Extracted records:

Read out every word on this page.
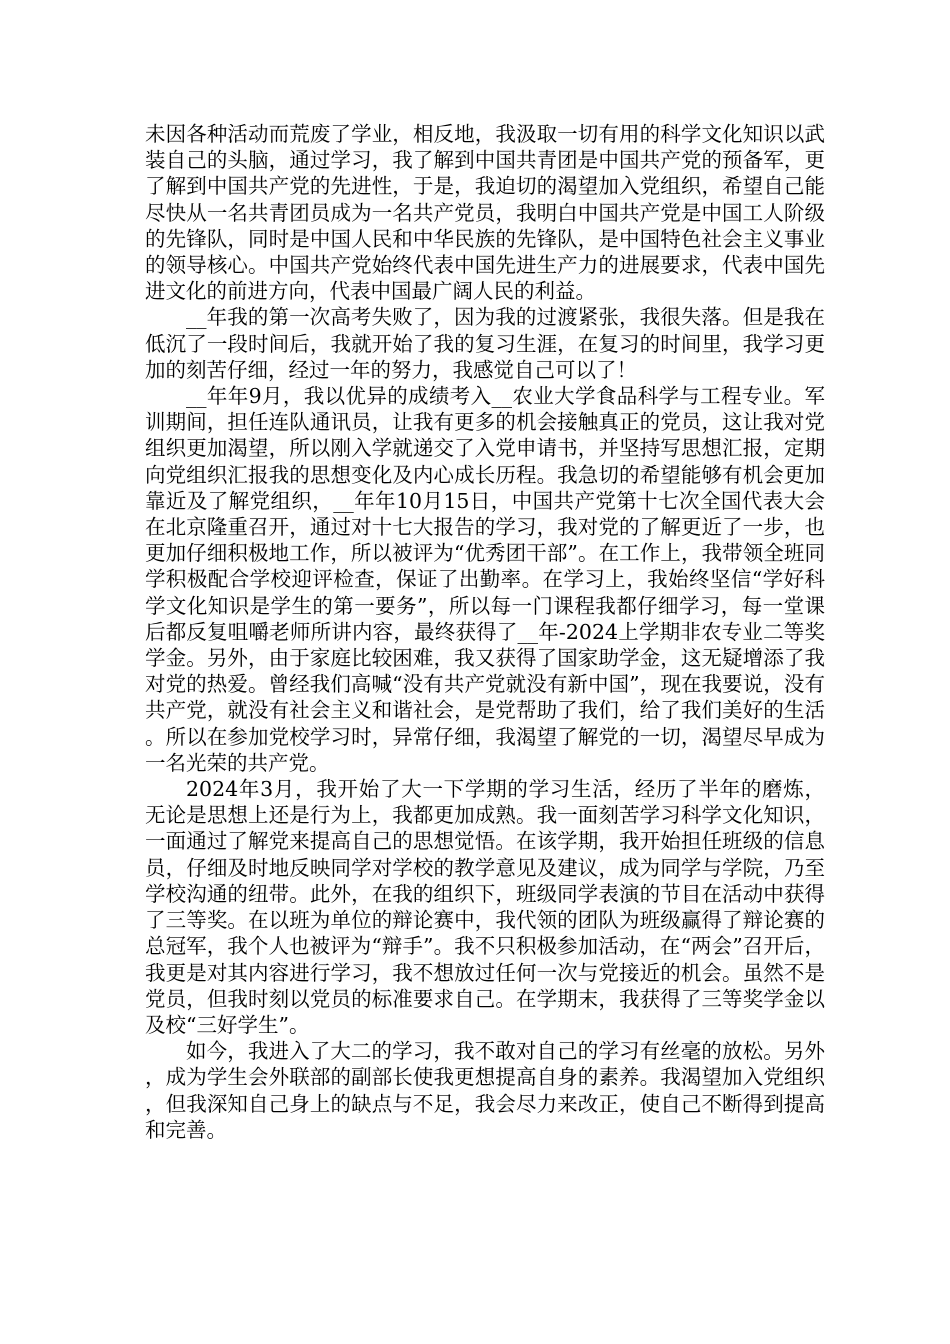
未因各种活动而荒废了学业，相反地，我汲取一切有用的科学文化知识以武装自己的头脑，通过学习，我了解到中国共青团是中国共产党的预备军，更了解到中国共产党的先进性，于是，我迫切的渴望加入党组织，希望自己能尽快从一名共青团员成为一名共产党员，我明白中国共产党是中国工人阶级的先锋队，同时是中国人民和中华民族的先锋队，是中国特色社会主义事业的领导核心。中国共产党始终代表中国先进生产力的进展要求，代表中国先进文化的前进方向，代表中国最广阔人民的利益。

__年我的第一次高考失败了，因为我的过渡紧张，我很失落。但是我在低沉了一段时间后，我就开始了我的复习生涯，在复习的时间里，我学习更加的刻苦仔细，经过一年的努力，我感觉自己可以了！

__年年9月，我以优异的成绩考入__农业大学食品科学与工程专业。军训期间，担任连队通讯员，让我有更多的机会接触真正的党员，这让我对党组织更加渴望，所以刚入学就递交了入党申请书，并坚持写思想汇报，定期向党组织汇报我的思想变化及内心成长历程。我急切的希望能够有机会更加靠近及了解党组织，__年年10月15日，中国共产党第十七次全国代表大会在北京隆重召开，通过对十七大报告的学习，我对党的了解更近了一步，也更加仔细积极地工作，所以被评为“优秀团干部”。在工作上，我带领全班同学积极配合学校迎评检查，保证了出勤率。在学习上，我始终坚信“学好科学文化知识是学生的第一要务”，所以每一门课程我都仔细学习，每一堂课后都反复咀嚼老师所讲内容，最终获得了__年-2024上学期非农专业二等奖学金。另外，由于家庭比较困难，我又获得了国家助学金，这无疑增添了我对党的热爱。曾经我们高喊“没有共产党就没有新中国”，现在我要说，没有共产党，就没有社会主义和谐社会，是党帮助了我们，给了我们美好的生活。所以在参加党校学习时，异常仔细，我渴望了解党的一切，渴望尽早成为一名光荣的共产党。

2024年3月，我开始了大一下学期的学习生活，经历了半年的磨炼，无论是思想上还是行为上，我都更加成熟。我一面刻苦学习科学文化知识，一面通过了解党来提高自己的思想觉悟。在该学期，我开始担任班级的信息员，仔细及时地反映同学对学校的教学意见及建议，成为同学与学院，乃至学校沟通的纽带。此外，在我的组织下，班级同学表演的节目在活动中获得了三等奖。在以班为单位的辩论赛中，我代领的团队为班级赢得了辩论赛的总冠军，我个人也被评为“辩手”。我不只积极参加活动，在“两会”召开后，我更是对其内容进行学习，我不想放过任何一次与党接近的机会。虽然不是党员，但我时刻以党员的标准要求自己。在学期末，我获得了三等奖学金以及校“三好学生”。

如今，我进入了大二的学习，我不敢对自己的学习有丝毫的放松。另外，成为学生会外联部的副部长使我更想提高自身的素养。我渴望加入党组织，但我深知自己身上的缺点与不足，我会尽力来改正，使自己不断得到提高和完善。
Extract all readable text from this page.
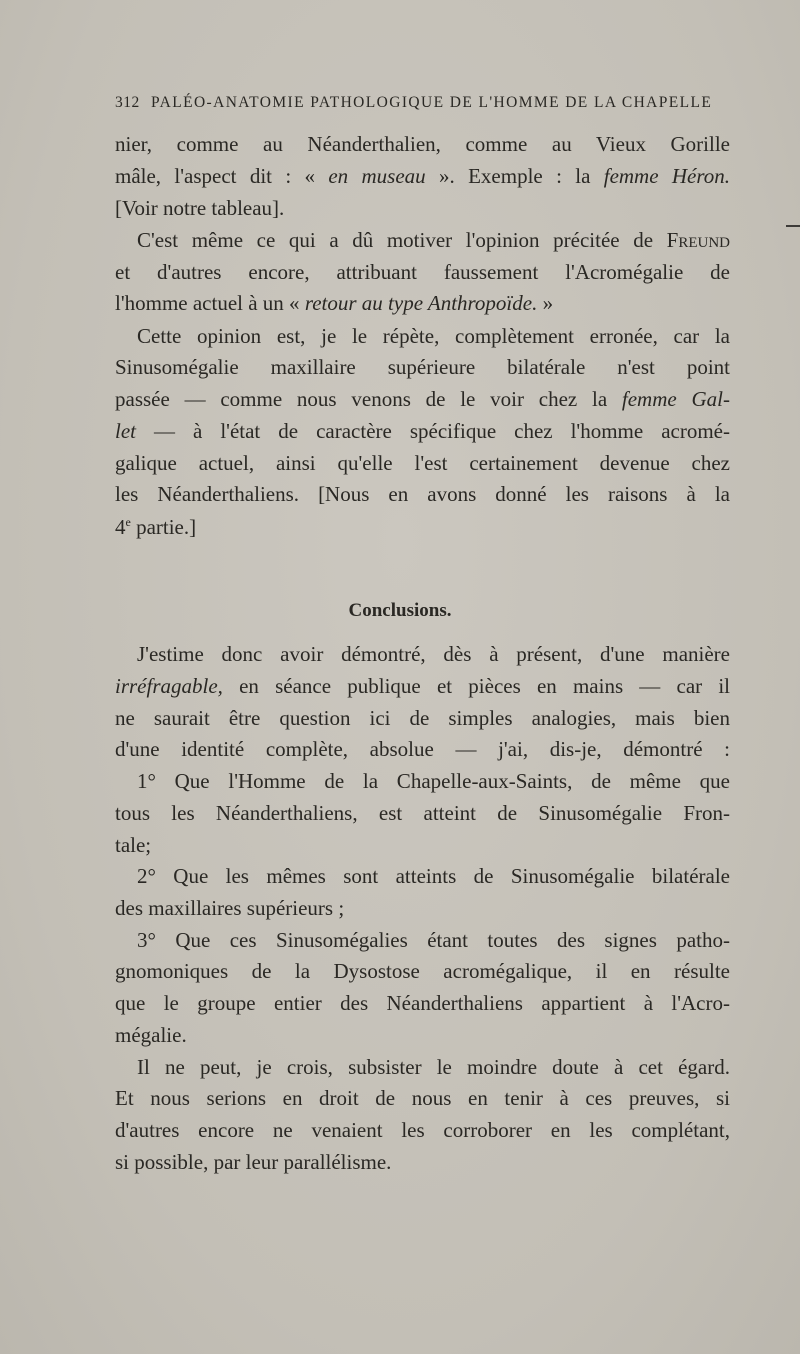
312 PALÉO-ANATOMIE PATHOLOGIQUE DE L'HOMME DE LA CHAPELLE
nier, comme au Néanderthalien, comme au Vieux Gorille
mâle, l'aspect dit : « en museau ». Exemple : la femme Héron.
[Voir notre tableau].
C'est même ce qui a dû motiver l'opinion précitée de Freund
et d'autres encore, attribuant faussement l'Acromégalie de
l'homme actuel à un « retour au type Anthropoïde. »
Cette opinion est, je le répète, complètement erronée, car la
Sinusomégalie maxillaire supérieure bilatérale n'est point
passée — comme nous venons de le voir chez la femme Gal-
let — à l'état de caractère spécifique chez l'homme acromé-
galique actuel, ainsi qu'elle l'est certainement devenue chez
les Néanderthaliens. [Nous en avons donné les raisons à la
4e partie.]
Conclusions.
J'estime donc avoir démontré, dès à présent, d'une manière
irréfragable, en séance publique et pièces en mains — car il
ne saurait être question ici de simples analogies, mais bien
d'une identité complète, absolue — j'ai, dis-je, démontré :
1° Que l'Homme de la Chapelle-aux-Saints, de même que
tous les Néanderthaliens, est atteint de Sinusomégalie Fron-
tale;
2° Que les mêmes sont atteints de Sinusomégalie bilatérale
des maxillaires supérieurs ;
3° Que ces Sinusomégalies étant toutes des signes patho-
gnomoniques de la Dysostose acromégalique, il en résulte
que le groupe entier des Néanderthaliens appartient à l'Acro-
mégalie.
Il ne peut, je crois, subsister le moindre doute à cet égard.
Et nous serions en droit de nous en tenir à ces preuves, si
d'autres encore ne venaient les corroborer en les complétant,
si possible, par leur parallélisme.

## Direction
Leave out the pictures and repeat everything else in the records exactly.

## Correct response
Read out every word on this page.
未因各种活动而荒废了学业，相反地，我汲取一切有用的科学文化知识以武装自己的头脑，通过学习，我了解到中国共青团是中国共产党的预备军，更了解到中国共产党的先进性，于是，我迫切的渴望加入党组织，希望自己能尽快从一名共青团员成为一名共产党员，我明白中国共产党是中国工人阶级的先锋队，同时是中国人民和中华民族的先锋队，是中国特色社会主义事业的领导核心。中国共产党始终代表中国先进生产力的进展要求，代表中国先进文化的前进方向，代表中国最广阔人民的利益。

__年我的第一次高考失败了，因为我的过渡紧张，我很失落。但是我在低沉了一段时间后，我就开始了我的复习生涯，在复习的时间里，我学习更加的刻苦仔细，经过一年的努力，我感觉自己可以了！

__年年9月，我以优异的成绩考入__农业大学食品科学与工程专业。军训期间，担任连队通讯员，让我有更多的机会接触真正的党员，这让我对党组织更加渴望，所以刚入学就递交了入党申请书，并坚持写思想汇报，定期向党组织汇报我的思想变化及内心成长历程。我急切的希望能够有机会更加靠近及了解党组织，__年年10月15日，中国共产党第十七次全国代表大会在北京隆重召开，通过对十七大报告的学习，我对党的了解更近了一步，也更加仔细积极地工作，所以被评为“优秀团干部”。在工作上，我带领全班同学积极配合学校迎评检查，保证了出勤率。在学习上，我始终坚信“学好科学文化知识是学生的第一要务”，所以每一门课程我都仔细学习，每一堂课后都反复咀嚼老师所讲内容，最终获得了__年-2024上学期非农专业二等奖学金。另外，由于家庭比较困难，我又获得了国家助学金，这无疑增添了我对党的热爱。曾经我们高喊“没有共产党就没有新中国”，现在我要说，没有共产党，就没有社会主义和谐社会，是党帮助了我们，给了我们美好的生活。所以在参加党校学习时，异常仔细，我渴望了解党的一切，渴望尽早成为一名光荣的共产党。

2024年3月，我开始了大一下学期的学习生活，经历了半年的磨炼，无论是思想上还是行为上，我都更加成熟。我一面刻苦学习科学文化知识，一面通过了解党来提高自己的思想觉悟。在该学期，我开始担任班级的信息员，仔细及时地反映同学对学校的教学意见及建议，成为同学与学院，乃至学校沟通的纽带。此外，在我的组织下，班级同学表演的节目在活动中获得了三等奖。在以班为单位的辩论赛中，我代领的团队为班级赢得了辩论赛的总冠军，我个人也被评为“辩手”。我不只积极参加活动，在“两会”召开后，我更是对其内容进行学习，我不想放过任何一次与党接近的机会。虽然不是党员，但我时刻以党员的标准要求自己。在学期末，我获得了三等奖学金以及校“三好学生”。

如今，我进入了大二的学习，我不敢对自己的学习有丝毫的放松。另外，成为学生会外联部的副部长使我更想提高自身的素养。我渴望加入党组织，但我深知自己身上的缺点与不足，我会尽力来改正，使自己不断得到提高和完善。
Extract all readable text from this page.
312 PALÉO-ANATOMIE PATHOLOGIQUE DE L'HOMME DE LA CHAPELLE
nier, comme au Néanderthalien, comme au Vieux Gorille
mâle, l'aspect dit : « en museau ». Exemple : la femme Héron.
[Voir notre tableau].
C'est même ce qui a dû motiver l'opinion précitée de Freund
et d'autres encore, attribuant faussement l'Acromégalie de
l'homme actuel à un « retour au type Anthropoïde. »
Cette opinion est, je le répète, complètement erronée, car la
Sinusomégalie maxillaire supérieure bilatérale n'est point
passée — comme nous venons de le voir chez la femme Gal-
let — à l'état de caractère spécifique chez l'homme acromé-
galique actuel, ainsi qu'elle l'est certainement devenue chez
les Néanderthaliens. [Nous en avons donné les raisons à la
4e partie.]
Conclusions.
J'estime donc avoir démontré, dès à présent, d'une manière
irréfragable, en séance publique et pièces en mains — car il
ne saurait être question ici de simples analogies, mais bien
d'une identité complète, absolue — j'ai, dis-je, démontré :
1° Que l'Homme de la Chapelle-aux-Saints, de même que
tous les Néanderthaliens, est atteint de Sinusomégalie Fron-
tale;
2° Que les mêmes sont atteints de Sinusomégalie bilatérale
des maxillaires supérieurs ;
3° Que ces Sinusomégalies étant toutes des signes patho-
gnomoniques de la Dysostose acromégalique, il en résulte
que le groupe entier des Néanderthaliens appartient à l'Acro-
mégalie.
Il ne peut, je crois, subsister le moindre doute à cet égard.
Et nous serions en droit de nous en tenir à ces preuves, si
d'autres encore ne venaient les corroborer en les complétant,
si possible, par leur parallélisme.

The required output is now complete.